** Given task **
In the material below, list every line carrying the string "account".

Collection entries
>>>

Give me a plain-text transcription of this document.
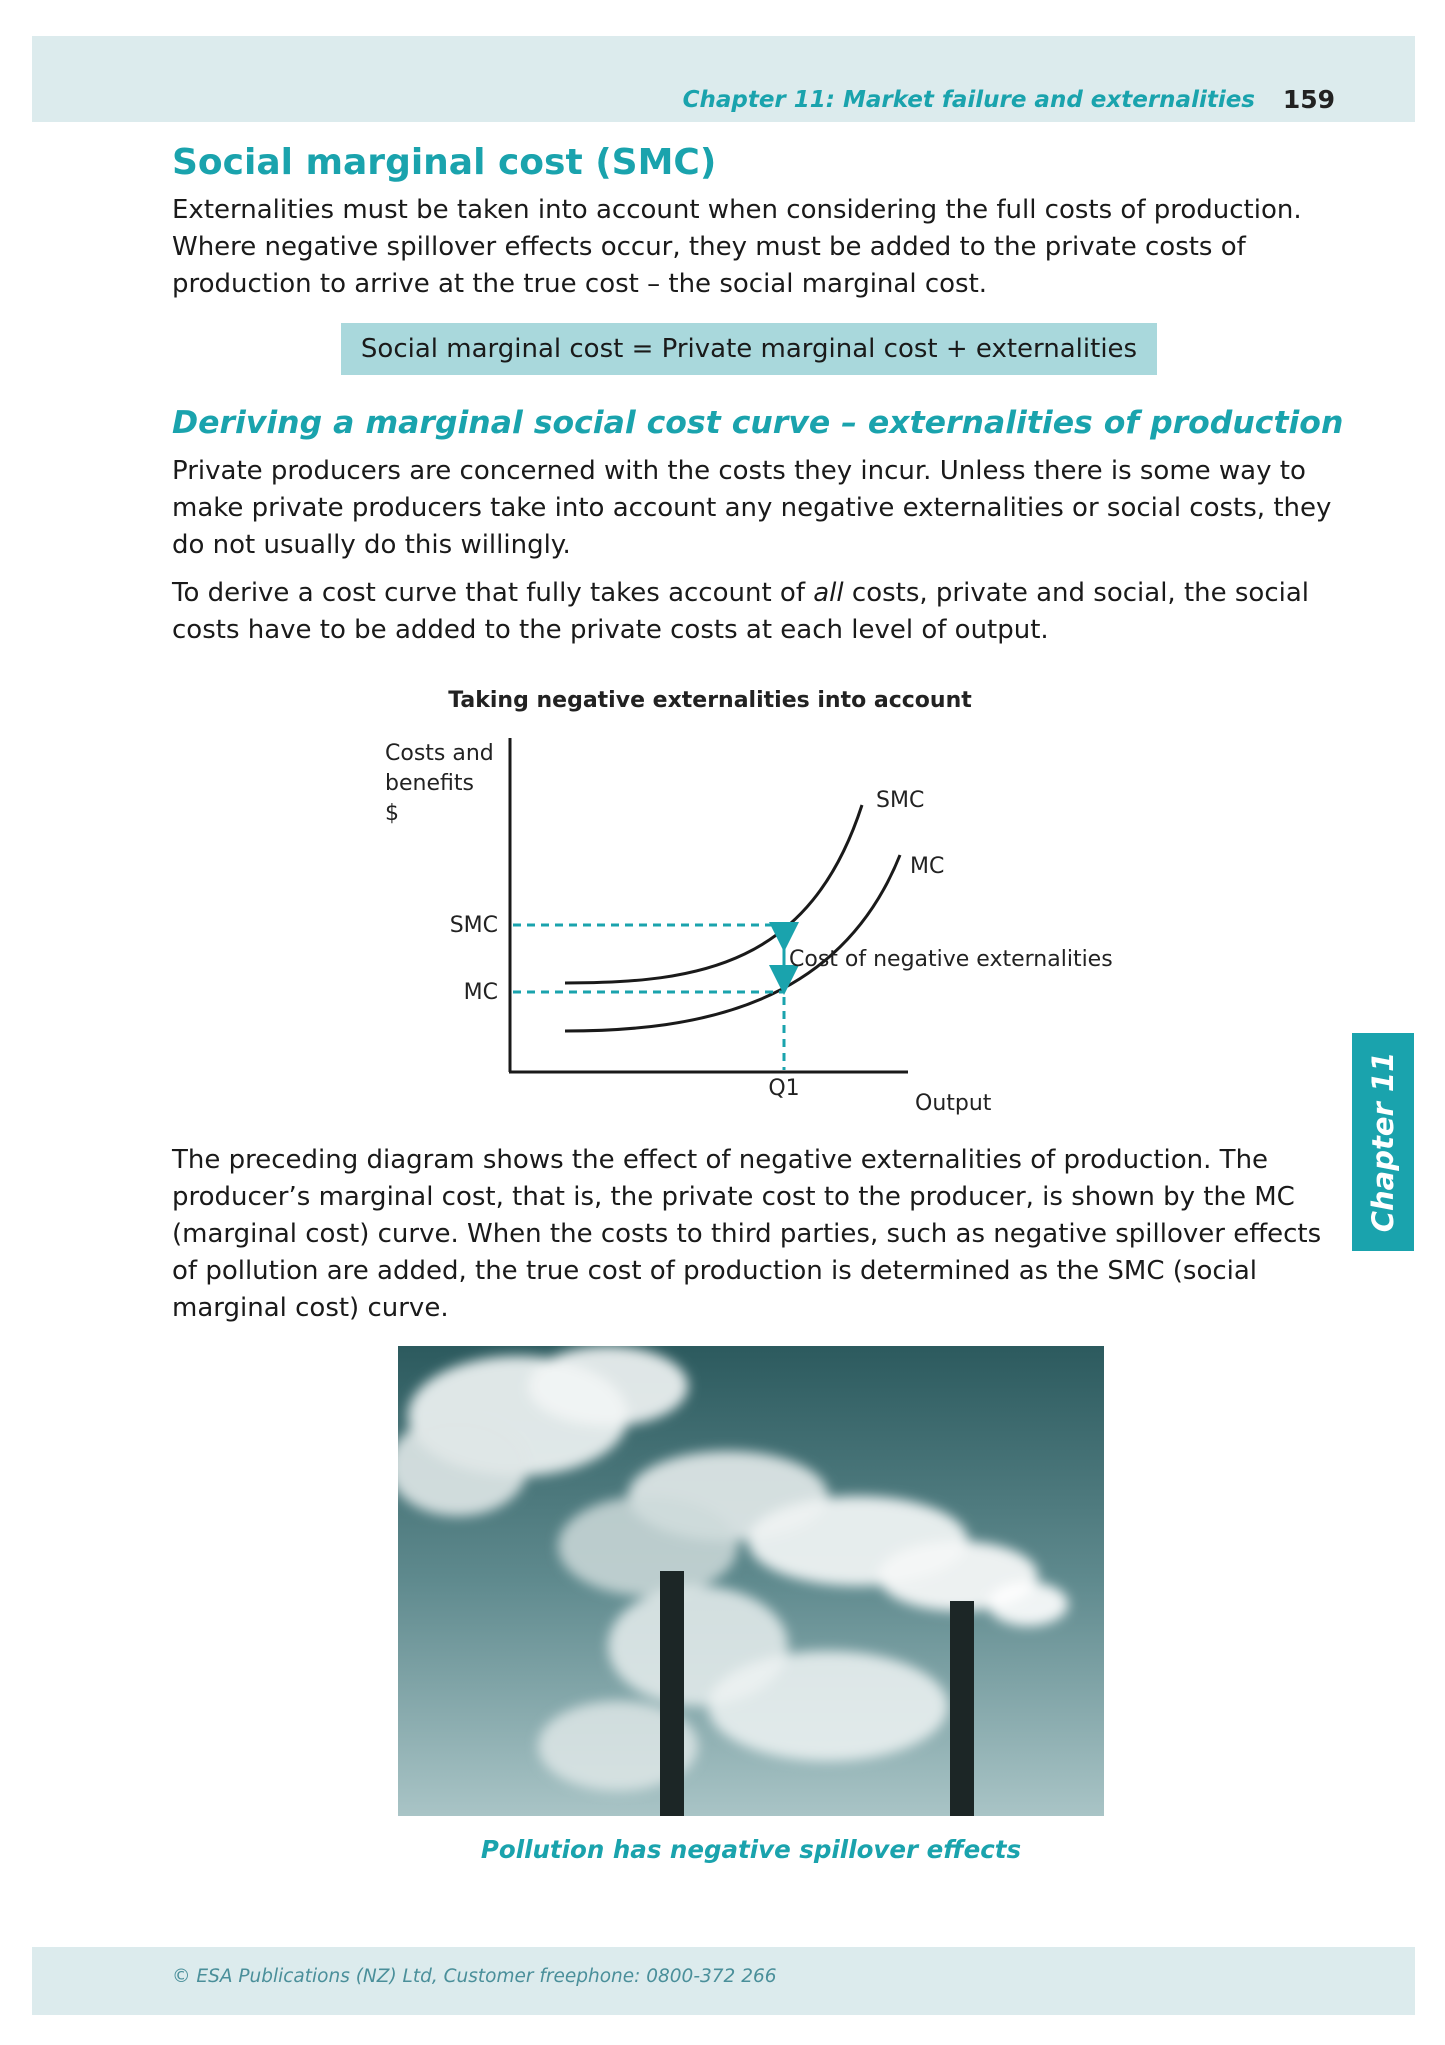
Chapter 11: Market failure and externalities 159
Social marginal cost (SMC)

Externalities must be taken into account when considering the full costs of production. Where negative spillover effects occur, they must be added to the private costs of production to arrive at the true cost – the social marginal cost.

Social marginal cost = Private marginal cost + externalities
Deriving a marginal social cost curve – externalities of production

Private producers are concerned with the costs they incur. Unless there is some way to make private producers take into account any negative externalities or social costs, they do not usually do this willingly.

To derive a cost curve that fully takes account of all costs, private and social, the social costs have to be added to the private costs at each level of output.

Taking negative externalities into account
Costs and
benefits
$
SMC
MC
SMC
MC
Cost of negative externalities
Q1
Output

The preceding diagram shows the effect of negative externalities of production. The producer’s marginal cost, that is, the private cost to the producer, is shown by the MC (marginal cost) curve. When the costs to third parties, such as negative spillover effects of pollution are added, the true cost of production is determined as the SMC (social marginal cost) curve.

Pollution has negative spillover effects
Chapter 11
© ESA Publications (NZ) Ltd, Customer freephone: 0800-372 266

<<<

** Final answer **
Externalities must be taken into account when considering the full costs of production. Where negative spillover effects occur, they must be added to the private costs of production to arrive at the true cost – the social marginal cost.
Private producers are concerned with the costs they incur. Unless there is some way to make private producers take into account any negative externalities or social costs, they do not usually do this willingly.
To derive a cost curve that fully takes account of all costs, private and social, the social costs have to be added to the private costs at each level of output.
Taking negative externalities into account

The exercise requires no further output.